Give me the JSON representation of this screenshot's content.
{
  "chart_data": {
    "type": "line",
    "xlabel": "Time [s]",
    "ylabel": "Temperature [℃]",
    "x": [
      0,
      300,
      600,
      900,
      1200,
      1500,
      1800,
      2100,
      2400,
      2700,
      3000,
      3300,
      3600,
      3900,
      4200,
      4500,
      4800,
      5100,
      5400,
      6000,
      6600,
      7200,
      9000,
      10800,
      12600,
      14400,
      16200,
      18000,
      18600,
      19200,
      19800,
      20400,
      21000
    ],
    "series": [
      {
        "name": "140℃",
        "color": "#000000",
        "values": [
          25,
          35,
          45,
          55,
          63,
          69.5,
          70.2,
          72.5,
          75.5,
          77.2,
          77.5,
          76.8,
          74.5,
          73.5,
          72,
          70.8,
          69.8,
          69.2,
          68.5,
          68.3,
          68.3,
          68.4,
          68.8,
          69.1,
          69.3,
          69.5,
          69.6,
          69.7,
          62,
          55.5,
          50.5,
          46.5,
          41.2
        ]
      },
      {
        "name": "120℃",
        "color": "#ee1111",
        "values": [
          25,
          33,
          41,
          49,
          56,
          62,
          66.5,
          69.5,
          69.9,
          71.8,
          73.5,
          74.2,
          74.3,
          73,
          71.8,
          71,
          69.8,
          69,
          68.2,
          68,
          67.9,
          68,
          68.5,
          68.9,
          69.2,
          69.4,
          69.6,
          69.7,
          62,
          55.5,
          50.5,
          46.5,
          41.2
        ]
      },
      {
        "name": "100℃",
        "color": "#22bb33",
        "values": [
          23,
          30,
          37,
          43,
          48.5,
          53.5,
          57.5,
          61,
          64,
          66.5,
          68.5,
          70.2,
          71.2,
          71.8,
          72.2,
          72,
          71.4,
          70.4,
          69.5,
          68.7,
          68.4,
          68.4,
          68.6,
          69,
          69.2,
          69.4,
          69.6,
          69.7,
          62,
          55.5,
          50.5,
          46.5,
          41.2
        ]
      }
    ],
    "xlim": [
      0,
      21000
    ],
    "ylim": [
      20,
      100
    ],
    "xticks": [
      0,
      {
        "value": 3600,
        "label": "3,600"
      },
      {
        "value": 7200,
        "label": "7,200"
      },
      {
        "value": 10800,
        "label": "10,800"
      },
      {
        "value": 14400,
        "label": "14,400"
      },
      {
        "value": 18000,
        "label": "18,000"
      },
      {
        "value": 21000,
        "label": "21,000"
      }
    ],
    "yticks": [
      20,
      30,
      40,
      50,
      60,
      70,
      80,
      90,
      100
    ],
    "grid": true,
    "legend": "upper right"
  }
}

#### Exercise aim:
Write the data out again in full and exactly.

#### Result of the task:
Give me the JSON representation of this screenshot's content.
{
  "chart_data": {
    "type": "line",
    "xlabel": "Time [s]",
    "ylabel": "Temperature [℃]",
    "x": [
      0,
      300,
      600,
      900,
      1200,
      1500,
      1800,
      2100,
      2400,
      2700,
      3000,
      3300,
      3600,
      3900,
      4200,
      4500,
      4800,
      5100,
      5400,
      6000,
      6600,
      7200,
      9000,
      10800,
      12600,
      14400,
      16200,
      18000,
      18600,
      19200,
      19800,
      20400,
      21000
    ],
    "series": [
      {
        "name": "140℃",
        "color": "#000000",
        "values": [
          25,
          35,
          45,
          55,
          63,
          69.5,
          70.2,
          72.5,
          75.5,
          77.2,
          77.5,
          76.8,
          74.5,
          73.5,
          72,
          70.8,
          69.8,
          69.2,
          68.5,
          68.3,
          68.3,
          68.4,
          68.8,
          69.1,
          69.3,
          69.5,
          69.6,
          69.7,
          62,
          55.5,
          50.5,
          46.5,
          41.2
        ]
      },
      {
        "name": "120℃",
        "color": "#ee1111",
        "values": [
          25,
          33,
          41,
          49,
          56,
          62,
          66.5,
          69.5,
          69.9,
          71.8,
          73.5,
          74.2,
          74.3,
          73,
          71.8,
          71,
          69.8,
          69,
          68.2,
          68,
          67.9,
          68,
          68.5,
          68.9,
          69.2,
          69.4,
          69.6,
          69.7,
          62,
          55.5,
          50.5,
          46.5,
          41.2
        ]
      },
      {
        "name": "100℃",
        "color": "#22bb33",
        "values": [
          23,
          30,
          37,
          43,
          48.5,
          53.5,
          57.5,
          61,
          64,
          66.5,
          68.5,
          70.2,
          71.2,
          71.8,
          72.2,
          72,
          71.4,
          70.4,
          69.5,
          68.7,
          68.4,
          68.4,
          68.6,
          69,
          69.2,
          69.4,
          69.6,
          69.7,
          62,
          55.5,
          50.5,
          46.5,
          41.2
        ]
      }
    ],
    "xlim": [
      0,
      21000
    ],
    "ylim": [
      20,
      100
    ],
    "xticks": [
      0,
      {
        "value": 3600,
        "label": "3,600"
      },
      {
        "value": 7200,
        "label": "7,200"
      },
      {
        "value": 10800,
        "label": "10,800"
      },
      {
        "value": 14400,
        "label": "14,400"
      },
      {
        "value": 18000,
        "label": "18,000"
      },
      {
        "value": 21000,
        "label": "21,000"
      }
    ],
    "yticks": [
      20,
      30,
      40,
      50,
      60,
      70,
      80,
      90,
      100
    ],
    "grid": true,
    "legend": "upper right"
  }
}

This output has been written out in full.